(Annotated element entries)
■ ■ ■ ■
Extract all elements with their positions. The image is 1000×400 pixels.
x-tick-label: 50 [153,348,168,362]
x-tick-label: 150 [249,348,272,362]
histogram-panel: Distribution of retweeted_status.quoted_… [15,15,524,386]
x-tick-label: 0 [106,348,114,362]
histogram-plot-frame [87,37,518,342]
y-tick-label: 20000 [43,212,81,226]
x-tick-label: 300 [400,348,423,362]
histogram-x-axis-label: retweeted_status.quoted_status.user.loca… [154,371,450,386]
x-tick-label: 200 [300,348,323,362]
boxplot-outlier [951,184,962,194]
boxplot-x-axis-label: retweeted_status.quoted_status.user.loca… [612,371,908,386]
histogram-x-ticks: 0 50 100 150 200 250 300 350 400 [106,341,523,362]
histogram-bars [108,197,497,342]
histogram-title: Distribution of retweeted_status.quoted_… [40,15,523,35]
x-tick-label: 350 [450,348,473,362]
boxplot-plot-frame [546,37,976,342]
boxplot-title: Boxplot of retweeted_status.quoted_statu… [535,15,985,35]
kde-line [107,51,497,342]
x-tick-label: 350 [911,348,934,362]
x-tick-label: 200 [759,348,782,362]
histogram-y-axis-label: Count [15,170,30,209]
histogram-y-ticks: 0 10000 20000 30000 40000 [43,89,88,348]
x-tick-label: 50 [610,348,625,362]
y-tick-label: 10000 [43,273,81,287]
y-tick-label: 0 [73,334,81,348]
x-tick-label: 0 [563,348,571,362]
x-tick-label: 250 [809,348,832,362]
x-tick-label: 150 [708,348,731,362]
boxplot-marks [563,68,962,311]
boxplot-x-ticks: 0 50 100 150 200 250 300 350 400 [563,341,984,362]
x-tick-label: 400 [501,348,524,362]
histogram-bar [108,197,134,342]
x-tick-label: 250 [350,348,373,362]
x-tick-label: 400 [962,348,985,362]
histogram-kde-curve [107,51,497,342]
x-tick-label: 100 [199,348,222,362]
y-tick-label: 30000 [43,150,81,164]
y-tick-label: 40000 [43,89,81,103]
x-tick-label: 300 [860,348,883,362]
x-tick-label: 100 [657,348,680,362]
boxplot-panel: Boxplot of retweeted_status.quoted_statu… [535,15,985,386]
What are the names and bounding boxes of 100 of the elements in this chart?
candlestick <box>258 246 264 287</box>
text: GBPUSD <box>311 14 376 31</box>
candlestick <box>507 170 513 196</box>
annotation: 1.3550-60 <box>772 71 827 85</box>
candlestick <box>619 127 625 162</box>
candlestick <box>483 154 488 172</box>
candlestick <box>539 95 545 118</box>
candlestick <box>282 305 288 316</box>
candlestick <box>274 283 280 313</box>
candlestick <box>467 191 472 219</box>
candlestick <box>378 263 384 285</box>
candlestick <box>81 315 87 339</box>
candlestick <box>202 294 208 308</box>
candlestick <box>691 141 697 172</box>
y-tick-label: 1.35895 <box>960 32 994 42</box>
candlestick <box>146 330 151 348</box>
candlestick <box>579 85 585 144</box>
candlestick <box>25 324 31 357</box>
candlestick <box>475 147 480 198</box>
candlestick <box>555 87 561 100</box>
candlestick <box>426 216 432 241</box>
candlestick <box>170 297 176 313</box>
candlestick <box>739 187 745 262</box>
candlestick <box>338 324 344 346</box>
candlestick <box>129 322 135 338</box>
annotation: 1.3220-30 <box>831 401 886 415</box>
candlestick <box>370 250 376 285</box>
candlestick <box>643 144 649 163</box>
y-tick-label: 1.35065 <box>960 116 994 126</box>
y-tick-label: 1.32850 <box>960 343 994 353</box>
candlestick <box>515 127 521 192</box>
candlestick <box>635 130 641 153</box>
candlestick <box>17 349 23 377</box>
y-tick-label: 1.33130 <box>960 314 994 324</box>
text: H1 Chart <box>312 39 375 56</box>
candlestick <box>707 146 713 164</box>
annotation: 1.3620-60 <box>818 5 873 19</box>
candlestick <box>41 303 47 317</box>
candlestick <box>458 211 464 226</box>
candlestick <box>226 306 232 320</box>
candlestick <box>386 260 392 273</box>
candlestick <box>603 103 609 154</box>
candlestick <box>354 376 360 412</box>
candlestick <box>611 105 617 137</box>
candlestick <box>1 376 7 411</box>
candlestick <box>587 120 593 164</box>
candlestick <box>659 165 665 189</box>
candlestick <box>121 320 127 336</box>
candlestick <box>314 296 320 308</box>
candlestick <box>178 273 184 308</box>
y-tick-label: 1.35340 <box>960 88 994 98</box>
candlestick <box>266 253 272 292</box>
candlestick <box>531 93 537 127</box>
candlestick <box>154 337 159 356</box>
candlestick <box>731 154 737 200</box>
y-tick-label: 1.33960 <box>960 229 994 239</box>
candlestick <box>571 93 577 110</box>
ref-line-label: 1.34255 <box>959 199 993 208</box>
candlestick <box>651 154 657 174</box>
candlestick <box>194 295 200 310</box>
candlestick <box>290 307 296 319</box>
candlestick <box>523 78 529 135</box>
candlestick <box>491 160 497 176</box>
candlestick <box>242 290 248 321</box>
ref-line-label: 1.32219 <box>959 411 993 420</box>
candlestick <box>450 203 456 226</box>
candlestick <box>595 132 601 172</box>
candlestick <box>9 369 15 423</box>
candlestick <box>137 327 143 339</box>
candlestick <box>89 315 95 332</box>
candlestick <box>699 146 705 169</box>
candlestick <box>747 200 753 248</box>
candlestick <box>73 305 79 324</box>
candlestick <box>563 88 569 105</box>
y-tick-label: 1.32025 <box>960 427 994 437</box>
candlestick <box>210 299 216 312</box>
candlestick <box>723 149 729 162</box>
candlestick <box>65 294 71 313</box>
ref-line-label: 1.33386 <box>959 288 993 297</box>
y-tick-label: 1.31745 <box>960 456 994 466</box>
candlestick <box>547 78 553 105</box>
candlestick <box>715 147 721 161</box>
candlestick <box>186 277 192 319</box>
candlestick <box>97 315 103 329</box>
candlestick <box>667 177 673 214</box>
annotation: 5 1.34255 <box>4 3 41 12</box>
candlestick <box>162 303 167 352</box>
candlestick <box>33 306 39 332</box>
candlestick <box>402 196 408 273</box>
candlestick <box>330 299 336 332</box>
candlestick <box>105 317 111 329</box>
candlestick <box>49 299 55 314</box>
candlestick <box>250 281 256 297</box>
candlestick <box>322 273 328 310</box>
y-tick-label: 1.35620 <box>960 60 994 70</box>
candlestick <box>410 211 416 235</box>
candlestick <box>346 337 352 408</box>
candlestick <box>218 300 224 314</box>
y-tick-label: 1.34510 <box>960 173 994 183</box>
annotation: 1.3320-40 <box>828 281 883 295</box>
■ ■ ■ ■
(Instructions for the task)
Reproduce every line of the listing above, from beginning to end, without altering anything.

(Task solution)
Extract all elements with their positions. The image is 1000×400 pixels.
x-tick-label: 50 [153,348,168,362]
x-tick-label: 150 [249,348,272,362]
histogram-panel: Distribution of retweeted_status.quoted_… [15,15,524,386]
x-tick-label: 0 [106,348,114,362]
histogram-plot-frame [87,37,518,342]
y-tick-label: 20000 [43,212,81,226]
x-tick-label: 300 [400,348,423,362]
histogram-x-axis-label: retweeted_status.quoted_status.user.loca… [154,371,450,386]
x-tick-label: 200 [300,348,323,362]
boxplot-outlier [951,184,962,194]
boxplot-x-axis-label: retweeted_status.quoted_status.user.loca… [612,371,908,386]
histogram-x-ticks: 0 50 100 150 200 250 300 350 400 [106,341,523,362]
histogram-bars [108,197,497,342]
histogram-title: Distribution of retweeted_status.quoted_… [40,15,523,35]
x-tick-label: 350 [450,348,473,362]
boxplot-plot-frame [546,37,976,342]
boxplot-title: Boxplot of retweeted_status.quoted_statu… [535,15,985,35]
kde-line [107,51,497,342]
x-tick-label: 350 [911,348,934,362]
x-tick-label: 200 [759,348,782,362]
histogram-y-axis-label: Count [15,170,30,209]
histogram-y-ticks: 0 10000 20000 30000 40000 [43,89,88,348]
x-tick-label: 50 [610,348,625,362]
y-tick-label: 10000 [43,273,81,287]
y-tick-label: 0 [73,334,81,348]
x-tick-label: 0 [563,348,571,362]
x-tick-label: 250 [809,348,832,362]
x-tick-label: 150 [708,348,731,362]
boxplot-marks [563,68,962,311]
boxplot-x-ticks: 0 50 100 150 200 250 300 350 400 [563,341,984,362]
x-tick-label: 400 [501,348,524,362]
histogram-bar [108,197,134,342]
x-tick-label: 250 [350,348,373,362]
x-tick-label: 400 [962,348,985,362]
histogram-kde-curve [107,51,497,342]
x-tick-label: 100 [199,348,222,362]
y-tick-label: 30000 [43,150,81,164]
y-tick-label: 40000 [43,89,81,103]
x-tick-label: 300 [860,348,883,362]
x-tick-label: 100 [657,348,680,362]
boxplot-panel: Boxplot of retweeted_status.quoted_statu… [535,15,985,386]
What are the names and bounding boxes of 100 of the elements in this chart?
candlestick <box>258 246 264 287</box>
text: GBPUSD <box>311 14 376 31</box>
candlestick <box>507 170 513 196</box>
annotation: 1.3550-60 <box>772 71 827 85</box>
candlestick <box>619 127 625 162</box>
candlestick <box>483 154 488 172</box>
candlestick <box>539 95 545 118</box>
candlestick <box>282 305 288 316</box>
candlestick <box>274 283 280 313</box>
candlestick <box>467 191 472 219</box>
candlestick <box>378 263 384 285</box>
candlestick <box>81 315 87 339</box>
candlestick <box>202 294 208 308</box>
candlestick <box>691 141 697 172</box>
y-tick-label: 1.35895 <box>960 32 994 42</box>
candlestick <box>146 330 151 348</box>
candlestick <box>579 85 585 144</box>
candlestick <box>25 324 31 357</box>
candlestick <box>475 147 480 198</box>
candlestick <box>555 87 561 100</box>
candlestick <box>426 216 432 241</box>
candlestick <box>170 297 176 313</box>
candlestick <box>739 187 745 262</box>
candlestick <box>338 324 344 346</box>
candlestick <box>129 322 135 338</box>
annotation: 1.3220-30 <box>831 401 886 415</box>
candlestick <box>370 250 376 285</box>
candlestick <box>643 144 649 163</box>
y-tick-label: 1.35065 <box>960 116 994 126</box>
y-tick-label: 1.32850 <box>960 343 994 353</box>
candlestick <box>515 127 521 192</box>
candlestick <box>635 130 641 153</box>
candlestick <box>17 349 23 377</box>
y-tick-label: 1.33130 <box>960 314 994 324</box>
text: H1 Chart <box>312 39 375 56</box>
candlestick <box>707 146 713 164</box>
annotation: 1.3620-60 <box>818 5 873 19</box>
candlestick <box>41 303 47 317</box>
candlestick <box>458 211 464 226</box>
candlestick <box>226 306 232 320</box>
candlestick <box>386 260 392 273</box>
candlestick <box>603 103 609 154</box>
candlestick <box>354 376 360 412</box>
candlestick <box>611 105 617 137</box>
candlestick <box>1 376 7 411</box>
candlestick <box>587 120 593 164</box>
candlestick <box>659 165 665 189</box>
candlestick <box>121 320 127 336</box>
candlestick <box>314 296 320 308</box>
candlestick <box>178 273 184 308</box>
y-tick-label: 1.35340 <box>960 88 994 98</box>
candlestick <box>266 253 272 292</box>
candlestick <box>531 93 537 127</box>
candlestick <box>154 337 159 356</box>
candlestick <box>731 154 737 200</box>
y-tick-label: 1.33960 <box>960 229 994 239</box>
candlestick <box>571 93 577 110</box>
ref-line-label: 1.34255 <box>959 199 993 208</box>
candlestick <box>651 154 657 174</box>
candlestick <box>194 295 200 310</box>
candlestick <box>290 307 296 319</box>
candlestick <box>523 78 529 135</box>
candlestick <box>491 160 497 176</box>
candlestick <box>242 290 248 321</box>
ref-line-label: 1.32219 <box>959 411 993 420</box>
candlestick <box>450 203 456 226</box>
candlestick <box>595 132 601 172</box>
candlestick <box>9 369 15 423</box>
candlestick <box>137 327 143 339</box>
candlestick <box>89 315 95 332</box>
candlestick <box>699 146 705 169</box>
candlestick <box>747 200 753 248</box>
candlestick <box>73 305 79 324</box>
candlestick <box>563 88 569 105</box>
y-tick-label: 1.32025 <box>960 427 994 437</box>
candlestick <box>210 299 216 312</box>
candlestick <box>723 149 729 162</box>
candlestick <box>65 294 71 313</box>
ref-line-label: 1.33386 <box>959 288 993 297</box>
y-tick-label: 1.31745 <box>960 456 994 466</box>
candlestick <box>547 78 553 105</box>
candlestick <box>715 147 721 161</box>
candlestick <box>186 277 192 319</box>
candlestick <box>97 315 103 329</box>
candlestick <box>667 177 673 214</box>
annotation: 5 1.34255 <box>4 3 41 12</box>
candlestick <box>162 303 167 352</box>
candlestick <box>33 306 39 332</box>
candlestick <box>402 196 408 273</box>
candlestick <box>330 299 336 332</box>
candlestick <box>105 317 111 329</box>
candlestick <box>49 299 55 314</box>
candlestick <box>250 281 256 297</box>
candlestick <box>322 273 328 310</box>
y-tick-label: 1.35620 <box>960 60 994 70</box>
candlestick <box>410 211 416 235</box>
candlestick <box>346 337 352 408</box>
candlestick <box>218 300 224 314</box>
y-tick-label: 1.34510 <box>960 173 994 183</box>
annotation: 1.3320-40 <box>828 281 883 295</box>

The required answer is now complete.